**Exercise prompt**
Write out the material exactly. Do not include the pictures.

**Supplied data**
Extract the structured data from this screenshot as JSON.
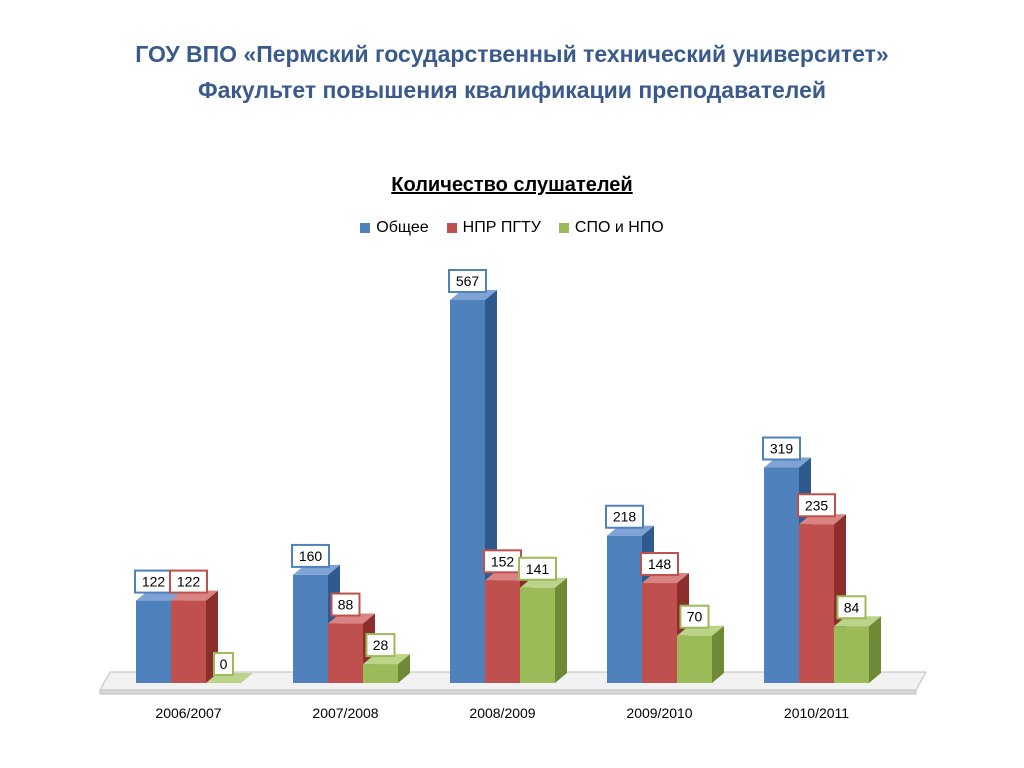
{
  "header": {
    "line1": "ГОУ ВПО «Пермский государственный технический университет»",
    "line2": "Факультет повышения квалификации преподавателей"
  },
  "chart_data": {
    "type": "bar",
    "title": "Количество слушателей",
    "categories": [
      "2006/2007",
      "2007/2008",
      "2008/2009",
      "2009/2010",
      "2010/2011"
    ],
    "series": [
      {
        "name": "Общее",
        "values": [
          122,
          160,
          567,
          218,
          319
        ],
        "color": "#4f81bd",
        "side_color": "#2e5a8e",
        "top_color": "#7ea3d4"
      },
      {
        "name": "НПР ПГТУ",
        "values": [
          122,
          88,
          152,
          148,
          235
        ],
        "color": "#c0504d",
        "side_color": "#8b2e2c",
        "top_color": "#d98482"
      },
      {
        "name": "СПО и НПО",
        "values": [
          0,
          28,
          141,
          70,
          84
        ],
        "color": "#9bbb59",
        "side_color": "#6e8a37",
        "top_color": "#bcd48a"
      }
    ],
    "ylim": [
      0,
      600
    ],
    "grid": false,
    "legend_position": "top-center",
    "data_labels": true
  }
}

**Solution to the problem**
Extract the structured data from this screenshot as JSON.
{
  "header": {
    "line1": "ГОУ ВПО «Пермский государственный технический университет»",
    "line2": "Факультет повышения квалификации преподавателей"
  },
  "chart_data": {
    "type": "bar",
    "title": "Количество слушателей",
    "categories": [
      "2006/2007",
      "2007/2008",
      "2008/2009",
      "2009/2010",
      "2010/2011"
    ],
    "series": [
      {
        "name": "Общее",
        "values": [
          122,
          160,
          567,
          218,
          319
        ],
        "color": "#4f81bd",
        "side_color": "#2e5a8e",
        "top_color": "#7ea3d4"
      },
      {
        "name": "НПР ПГТУ",
        "values": [
          122,
          88,
          152,
          148,
          235
        ],
        "color": "#c0504d",
        "side_color": "#8b2e2c",
        "top_color": "#d98482"
      },
      {
        "name": "СПО и НПО",
        "values": [
          0,
          28,
          141,
          70,
          84
        ],
        "color": "#9bbb59",
        "side_color": "#6e8a37",
        "top_color": "#bcd48a"
      }
    ],
    "ylim": [
      0,
      600
    ],
    "grid": false,
    "legend_position": "top-center",
    "data_labels": true
  }
}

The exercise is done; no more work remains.